_TASK INSTRUCTIONS_: Using the records below, locate all lines containing "background" and return them.

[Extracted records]
--- start ---

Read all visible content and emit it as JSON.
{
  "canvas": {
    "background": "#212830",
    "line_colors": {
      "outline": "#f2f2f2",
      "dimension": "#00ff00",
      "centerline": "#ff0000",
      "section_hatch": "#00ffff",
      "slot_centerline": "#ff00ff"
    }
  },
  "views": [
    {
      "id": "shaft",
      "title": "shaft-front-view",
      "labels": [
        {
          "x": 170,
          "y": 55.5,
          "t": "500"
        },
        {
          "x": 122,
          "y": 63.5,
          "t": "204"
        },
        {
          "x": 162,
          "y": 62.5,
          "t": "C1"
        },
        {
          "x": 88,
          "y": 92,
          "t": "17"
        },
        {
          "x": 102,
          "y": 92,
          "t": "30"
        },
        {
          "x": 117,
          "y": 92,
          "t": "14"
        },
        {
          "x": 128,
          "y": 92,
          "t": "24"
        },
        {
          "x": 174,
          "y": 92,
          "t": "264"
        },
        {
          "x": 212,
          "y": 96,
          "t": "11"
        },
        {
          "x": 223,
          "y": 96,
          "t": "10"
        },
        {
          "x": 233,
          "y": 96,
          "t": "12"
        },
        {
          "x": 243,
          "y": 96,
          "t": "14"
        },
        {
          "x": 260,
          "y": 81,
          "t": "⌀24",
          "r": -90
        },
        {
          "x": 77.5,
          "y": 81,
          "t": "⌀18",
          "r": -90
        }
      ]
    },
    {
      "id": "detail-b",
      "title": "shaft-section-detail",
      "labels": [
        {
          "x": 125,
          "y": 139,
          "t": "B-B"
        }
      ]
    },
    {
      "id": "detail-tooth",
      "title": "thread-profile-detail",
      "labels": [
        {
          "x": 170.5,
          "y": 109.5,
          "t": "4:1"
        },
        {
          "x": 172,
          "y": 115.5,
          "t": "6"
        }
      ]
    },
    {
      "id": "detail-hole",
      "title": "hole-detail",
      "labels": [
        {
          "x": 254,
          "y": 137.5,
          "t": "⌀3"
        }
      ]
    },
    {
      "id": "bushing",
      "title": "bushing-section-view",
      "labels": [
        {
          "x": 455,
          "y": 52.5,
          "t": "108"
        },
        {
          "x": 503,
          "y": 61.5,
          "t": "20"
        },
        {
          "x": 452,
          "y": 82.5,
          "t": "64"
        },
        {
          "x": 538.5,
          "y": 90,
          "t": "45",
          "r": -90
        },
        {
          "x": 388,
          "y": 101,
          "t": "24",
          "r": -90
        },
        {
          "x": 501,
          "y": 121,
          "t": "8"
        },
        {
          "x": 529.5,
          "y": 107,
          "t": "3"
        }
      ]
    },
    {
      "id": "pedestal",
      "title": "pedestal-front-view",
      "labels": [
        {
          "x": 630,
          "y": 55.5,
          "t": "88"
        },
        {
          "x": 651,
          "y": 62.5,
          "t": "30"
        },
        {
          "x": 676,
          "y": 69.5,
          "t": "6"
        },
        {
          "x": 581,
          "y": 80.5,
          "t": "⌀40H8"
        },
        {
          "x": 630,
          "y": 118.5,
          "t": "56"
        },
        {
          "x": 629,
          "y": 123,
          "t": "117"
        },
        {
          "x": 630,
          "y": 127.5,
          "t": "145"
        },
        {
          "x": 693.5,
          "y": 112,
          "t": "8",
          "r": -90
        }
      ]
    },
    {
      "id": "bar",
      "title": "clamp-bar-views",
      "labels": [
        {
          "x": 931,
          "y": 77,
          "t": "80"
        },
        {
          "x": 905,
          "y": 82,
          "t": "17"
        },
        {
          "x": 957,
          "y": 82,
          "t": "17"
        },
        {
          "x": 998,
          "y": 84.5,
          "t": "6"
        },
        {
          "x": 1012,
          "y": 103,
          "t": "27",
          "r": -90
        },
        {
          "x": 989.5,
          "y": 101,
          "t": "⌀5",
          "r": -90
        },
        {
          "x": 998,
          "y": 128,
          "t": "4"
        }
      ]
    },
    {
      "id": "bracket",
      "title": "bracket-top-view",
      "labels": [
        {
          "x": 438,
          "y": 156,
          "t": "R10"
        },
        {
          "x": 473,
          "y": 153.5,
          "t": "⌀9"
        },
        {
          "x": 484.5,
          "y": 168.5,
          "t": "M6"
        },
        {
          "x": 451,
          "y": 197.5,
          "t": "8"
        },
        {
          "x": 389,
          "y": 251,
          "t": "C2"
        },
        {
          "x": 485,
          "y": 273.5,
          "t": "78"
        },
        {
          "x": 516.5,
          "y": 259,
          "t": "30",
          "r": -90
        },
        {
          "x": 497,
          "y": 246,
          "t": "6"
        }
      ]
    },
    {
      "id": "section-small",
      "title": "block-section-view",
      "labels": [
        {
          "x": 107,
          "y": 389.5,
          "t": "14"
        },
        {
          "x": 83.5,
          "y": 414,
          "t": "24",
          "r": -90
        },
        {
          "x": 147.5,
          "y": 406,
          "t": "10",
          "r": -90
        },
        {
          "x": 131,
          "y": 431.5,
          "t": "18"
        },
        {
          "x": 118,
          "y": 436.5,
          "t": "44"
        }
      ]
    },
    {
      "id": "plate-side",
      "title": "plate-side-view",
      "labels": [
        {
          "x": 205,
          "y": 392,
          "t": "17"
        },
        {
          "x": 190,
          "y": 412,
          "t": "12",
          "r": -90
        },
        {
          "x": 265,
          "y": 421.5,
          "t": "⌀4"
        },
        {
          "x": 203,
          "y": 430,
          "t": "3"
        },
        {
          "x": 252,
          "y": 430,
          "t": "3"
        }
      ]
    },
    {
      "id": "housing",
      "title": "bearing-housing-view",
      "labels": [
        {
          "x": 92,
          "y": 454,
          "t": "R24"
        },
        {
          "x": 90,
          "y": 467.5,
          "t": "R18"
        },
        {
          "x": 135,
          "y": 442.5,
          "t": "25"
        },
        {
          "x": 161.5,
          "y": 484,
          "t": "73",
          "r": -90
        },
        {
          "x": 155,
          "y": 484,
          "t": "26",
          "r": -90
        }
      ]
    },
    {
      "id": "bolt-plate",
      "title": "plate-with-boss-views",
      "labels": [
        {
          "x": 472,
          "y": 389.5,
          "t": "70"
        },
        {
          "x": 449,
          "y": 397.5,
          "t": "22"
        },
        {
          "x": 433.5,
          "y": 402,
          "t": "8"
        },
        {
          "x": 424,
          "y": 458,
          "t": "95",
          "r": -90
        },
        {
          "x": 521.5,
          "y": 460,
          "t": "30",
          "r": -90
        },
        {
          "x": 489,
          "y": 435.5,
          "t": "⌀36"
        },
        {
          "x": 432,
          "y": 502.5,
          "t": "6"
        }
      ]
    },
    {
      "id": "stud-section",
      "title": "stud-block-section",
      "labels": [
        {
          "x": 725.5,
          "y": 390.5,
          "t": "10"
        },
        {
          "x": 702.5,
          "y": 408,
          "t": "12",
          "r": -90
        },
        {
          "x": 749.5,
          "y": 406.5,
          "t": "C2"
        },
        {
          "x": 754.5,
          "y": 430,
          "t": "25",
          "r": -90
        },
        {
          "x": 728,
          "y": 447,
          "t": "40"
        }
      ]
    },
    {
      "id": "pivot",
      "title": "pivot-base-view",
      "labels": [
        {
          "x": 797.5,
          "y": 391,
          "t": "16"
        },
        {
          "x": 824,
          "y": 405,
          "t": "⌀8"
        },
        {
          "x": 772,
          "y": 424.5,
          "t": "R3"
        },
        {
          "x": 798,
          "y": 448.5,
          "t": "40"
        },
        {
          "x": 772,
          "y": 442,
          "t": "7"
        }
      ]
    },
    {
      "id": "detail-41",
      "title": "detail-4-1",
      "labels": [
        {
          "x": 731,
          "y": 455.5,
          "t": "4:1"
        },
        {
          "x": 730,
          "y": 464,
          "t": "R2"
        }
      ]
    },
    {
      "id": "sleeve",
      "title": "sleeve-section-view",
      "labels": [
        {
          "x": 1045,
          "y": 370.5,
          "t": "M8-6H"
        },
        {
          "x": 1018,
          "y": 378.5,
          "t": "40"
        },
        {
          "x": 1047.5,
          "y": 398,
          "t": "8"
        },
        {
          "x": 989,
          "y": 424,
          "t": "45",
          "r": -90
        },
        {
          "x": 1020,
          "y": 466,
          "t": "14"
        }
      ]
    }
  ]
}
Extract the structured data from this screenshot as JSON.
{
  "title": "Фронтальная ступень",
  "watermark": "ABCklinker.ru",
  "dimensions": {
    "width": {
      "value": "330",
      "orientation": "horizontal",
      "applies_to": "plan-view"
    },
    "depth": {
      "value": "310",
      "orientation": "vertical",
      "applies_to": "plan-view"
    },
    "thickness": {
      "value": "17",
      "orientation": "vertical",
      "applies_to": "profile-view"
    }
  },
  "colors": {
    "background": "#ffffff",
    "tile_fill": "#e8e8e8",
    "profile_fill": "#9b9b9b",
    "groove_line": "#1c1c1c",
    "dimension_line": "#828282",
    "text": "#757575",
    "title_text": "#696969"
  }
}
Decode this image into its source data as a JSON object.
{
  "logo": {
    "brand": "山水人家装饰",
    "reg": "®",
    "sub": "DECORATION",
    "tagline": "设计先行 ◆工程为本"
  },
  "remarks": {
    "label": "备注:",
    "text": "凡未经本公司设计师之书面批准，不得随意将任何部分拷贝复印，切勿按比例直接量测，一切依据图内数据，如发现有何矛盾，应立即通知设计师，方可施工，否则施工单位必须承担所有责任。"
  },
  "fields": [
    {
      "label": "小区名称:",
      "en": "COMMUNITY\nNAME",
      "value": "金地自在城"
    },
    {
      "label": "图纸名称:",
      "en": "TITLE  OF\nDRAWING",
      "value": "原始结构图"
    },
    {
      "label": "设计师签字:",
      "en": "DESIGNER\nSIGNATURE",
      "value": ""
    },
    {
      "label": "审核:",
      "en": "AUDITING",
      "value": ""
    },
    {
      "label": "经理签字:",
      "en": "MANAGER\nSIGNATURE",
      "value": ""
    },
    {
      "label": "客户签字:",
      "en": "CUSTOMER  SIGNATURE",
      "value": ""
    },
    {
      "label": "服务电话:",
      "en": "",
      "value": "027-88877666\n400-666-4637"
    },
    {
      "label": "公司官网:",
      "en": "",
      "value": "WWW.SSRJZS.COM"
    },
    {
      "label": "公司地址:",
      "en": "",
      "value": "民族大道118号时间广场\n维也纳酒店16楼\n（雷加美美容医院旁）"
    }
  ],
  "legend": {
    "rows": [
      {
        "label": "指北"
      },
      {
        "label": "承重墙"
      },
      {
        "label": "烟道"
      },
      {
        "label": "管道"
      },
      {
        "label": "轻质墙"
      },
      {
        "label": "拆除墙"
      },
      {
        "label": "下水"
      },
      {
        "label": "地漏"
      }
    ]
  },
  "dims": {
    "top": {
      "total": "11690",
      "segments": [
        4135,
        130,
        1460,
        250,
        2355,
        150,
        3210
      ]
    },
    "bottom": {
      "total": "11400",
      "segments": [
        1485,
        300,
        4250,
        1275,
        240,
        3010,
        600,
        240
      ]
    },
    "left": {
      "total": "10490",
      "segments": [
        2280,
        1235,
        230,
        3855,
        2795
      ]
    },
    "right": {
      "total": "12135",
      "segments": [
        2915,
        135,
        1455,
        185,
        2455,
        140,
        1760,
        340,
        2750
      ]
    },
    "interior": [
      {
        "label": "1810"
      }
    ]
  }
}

--- end ---

_THE COMPLETED TASK_:
    "background": "#212830",
    "background": "#ffffff",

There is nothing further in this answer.